Text to read »
#####
Grateful Dead “Fare Thee Well” Concert Their Greatest Prank Ever: A 60’s Style Acid Test

Americas Band, the Grateful Dead, is making history in their “Fare Thee Well” concert.

dead50America’s Band is making history in their “Fare Thee Well” concert tonight. I’ve been here for three days, and the first two were what we expected (and last night’s July 4 concert was like no other July 4 party I have ever witnessed) but tonight…. I have followed Kesey and the Dead since 1968 (yes, I was 6), attended and/or listened to too many concerts to number, I was prepared for anything, but not tonight. I’ve never seen a musical performance in my life like tonight.  Magnificent unapologetic 60s music, the most hard-core Ken Kesey-style Merry Prankster “happening” that only the Dead could have pulled off. Their “Fare Thee Well” concert is not a message from them to us but a message for us to each other: from its opening chords they staged the whole concert tonight as a massively apocalyptic event, a bunch of crazy 60’s stone cold phreaks gathering at the edge of Armageddon to dance one last time together.

As Deep Capture readers are used to doing, we can now sit back a see how long it takes the world to catch up with what happened tonight.

POSTSCRIPT (7/13/2015):

I have found only one review of the final night of Grateful Dead’s three night “Fare Thee Well” performance that hinted at what happened there. Not a single one of the countless video clips that have been published across the Internet (including some in many major publications) caught the moment. Indeed, I believe many in attendance were baffled until it was almost too late.  I will explain what I saw (in doing so I fear I must over-quote lyrics, which I will replace if the proper video clip emerges).
#####
Listed entries »
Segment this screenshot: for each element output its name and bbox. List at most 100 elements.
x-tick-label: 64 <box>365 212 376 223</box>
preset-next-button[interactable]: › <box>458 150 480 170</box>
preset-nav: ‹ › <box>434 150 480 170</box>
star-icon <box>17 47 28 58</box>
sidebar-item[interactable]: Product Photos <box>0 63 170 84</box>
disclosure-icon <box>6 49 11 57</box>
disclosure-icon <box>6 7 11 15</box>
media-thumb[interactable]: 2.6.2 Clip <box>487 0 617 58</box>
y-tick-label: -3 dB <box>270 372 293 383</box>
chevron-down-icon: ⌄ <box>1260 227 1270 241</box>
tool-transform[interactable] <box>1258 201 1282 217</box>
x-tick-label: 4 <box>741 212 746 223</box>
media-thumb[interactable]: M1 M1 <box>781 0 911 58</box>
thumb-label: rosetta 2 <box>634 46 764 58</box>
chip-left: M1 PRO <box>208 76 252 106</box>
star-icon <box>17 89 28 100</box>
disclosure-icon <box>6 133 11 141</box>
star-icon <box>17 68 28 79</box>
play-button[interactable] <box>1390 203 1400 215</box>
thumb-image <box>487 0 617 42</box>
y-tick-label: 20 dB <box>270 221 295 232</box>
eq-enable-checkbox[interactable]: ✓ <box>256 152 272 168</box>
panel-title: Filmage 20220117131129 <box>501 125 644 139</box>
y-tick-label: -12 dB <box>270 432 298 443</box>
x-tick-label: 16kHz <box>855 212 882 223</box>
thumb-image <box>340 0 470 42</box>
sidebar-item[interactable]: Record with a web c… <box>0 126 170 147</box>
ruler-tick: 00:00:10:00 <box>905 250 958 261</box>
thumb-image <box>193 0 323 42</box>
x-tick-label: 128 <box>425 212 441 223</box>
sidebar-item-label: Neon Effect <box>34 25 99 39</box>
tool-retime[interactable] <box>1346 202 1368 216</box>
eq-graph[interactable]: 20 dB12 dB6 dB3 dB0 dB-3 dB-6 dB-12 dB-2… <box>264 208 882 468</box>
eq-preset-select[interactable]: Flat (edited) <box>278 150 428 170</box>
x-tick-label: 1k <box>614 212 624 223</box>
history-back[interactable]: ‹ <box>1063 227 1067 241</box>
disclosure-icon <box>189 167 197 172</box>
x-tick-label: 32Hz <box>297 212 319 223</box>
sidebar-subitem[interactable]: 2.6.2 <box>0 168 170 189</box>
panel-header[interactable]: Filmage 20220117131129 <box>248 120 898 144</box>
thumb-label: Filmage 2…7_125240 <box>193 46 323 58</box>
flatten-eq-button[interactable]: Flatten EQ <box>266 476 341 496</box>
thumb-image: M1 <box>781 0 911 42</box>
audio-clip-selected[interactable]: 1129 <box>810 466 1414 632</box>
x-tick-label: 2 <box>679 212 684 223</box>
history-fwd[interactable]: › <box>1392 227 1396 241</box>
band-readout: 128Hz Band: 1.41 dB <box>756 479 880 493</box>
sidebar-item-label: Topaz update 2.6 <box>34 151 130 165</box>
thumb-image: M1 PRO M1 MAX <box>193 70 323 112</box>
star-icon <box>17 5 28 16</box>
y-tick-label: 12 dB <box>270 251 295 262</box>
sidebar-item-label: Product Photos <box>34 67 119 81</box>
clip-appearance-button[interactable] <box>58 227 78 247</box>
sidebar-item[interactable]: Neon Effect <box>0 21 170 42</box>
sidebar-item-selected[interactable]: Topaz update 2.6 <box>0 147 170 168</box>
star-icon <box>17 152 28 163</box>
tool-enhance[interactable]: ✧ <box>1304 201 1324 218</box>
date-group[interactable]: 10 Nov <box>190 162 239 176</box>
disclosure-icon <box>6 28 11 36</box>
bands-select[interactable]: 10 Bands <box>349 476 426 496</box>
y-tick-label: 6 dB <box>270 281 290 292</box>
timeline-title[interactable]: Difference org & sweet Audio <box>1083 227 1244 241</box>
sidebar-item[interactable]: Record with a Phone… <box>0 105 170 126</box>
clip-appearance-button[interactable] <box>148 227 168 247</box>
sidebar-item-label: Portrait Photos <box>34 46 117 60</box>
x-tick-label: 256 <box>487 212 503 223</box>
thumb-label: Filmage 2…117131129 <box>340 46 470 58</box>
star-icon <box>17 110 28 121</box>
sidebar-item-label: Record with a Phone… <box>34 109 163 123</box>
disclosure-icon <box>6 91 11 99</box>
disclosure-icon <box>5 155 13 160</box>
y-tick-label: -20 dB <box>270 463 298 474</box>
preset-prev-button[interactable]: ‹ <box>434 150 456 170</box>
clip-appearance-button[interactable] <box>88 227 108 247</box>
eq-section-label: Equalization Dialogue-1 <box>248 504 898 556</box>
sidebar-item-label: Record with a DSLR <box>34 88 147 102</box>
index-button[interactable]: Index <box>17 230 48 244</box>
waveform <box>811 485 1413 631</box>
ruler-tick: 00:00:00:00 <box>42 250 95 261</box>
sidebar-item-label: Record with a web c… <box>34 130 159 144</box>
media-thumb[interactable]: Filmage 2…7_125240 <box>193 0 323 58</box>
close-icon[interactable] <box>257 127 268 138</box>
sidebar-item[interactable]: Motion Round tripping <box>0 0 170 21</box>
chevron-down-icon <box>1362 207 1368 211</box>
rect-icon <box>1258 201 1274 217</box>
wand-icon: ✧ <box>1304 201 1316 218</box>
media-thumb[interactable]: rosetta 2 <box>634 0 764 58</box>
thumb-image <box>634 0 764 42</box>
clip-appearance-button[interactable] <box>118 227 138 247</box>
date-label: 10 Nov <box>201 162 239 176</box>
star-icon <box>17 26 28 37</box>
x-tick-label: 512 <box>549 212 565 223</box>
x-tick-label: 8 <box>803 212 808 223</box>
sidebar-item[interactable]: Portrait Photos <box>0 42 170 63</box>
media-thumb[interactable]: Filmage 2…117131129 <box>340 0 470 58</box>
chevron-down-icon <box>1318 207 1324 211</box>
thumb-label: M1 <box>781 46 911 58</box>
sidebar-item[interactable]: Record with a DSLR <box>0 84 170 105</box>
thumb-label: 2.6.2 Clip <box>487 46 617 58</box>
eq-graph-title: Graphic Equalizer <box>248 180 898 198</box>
#####
Written instruction » In the post about the Grateful Dead's "Fare Thee Well" concert, reproduce the passage that begins at the words "I have found" and stops after "video clip emerges).", substituting "account" for "review".

Written answer »
I have found only one account of the final night of Grateful Dead’s three night “Fare Thee Well” performance that hinted at what happened there. Not a single one of the countless video clips that have been published across the Internet (including some in many major publications) caught the moment. Indeed, I believe many in attendance were baffled until it was almost too late.  I will explain what I saw (in doing so I fear I must over-quote lyrics, which I will replace if the proper video clip emerges).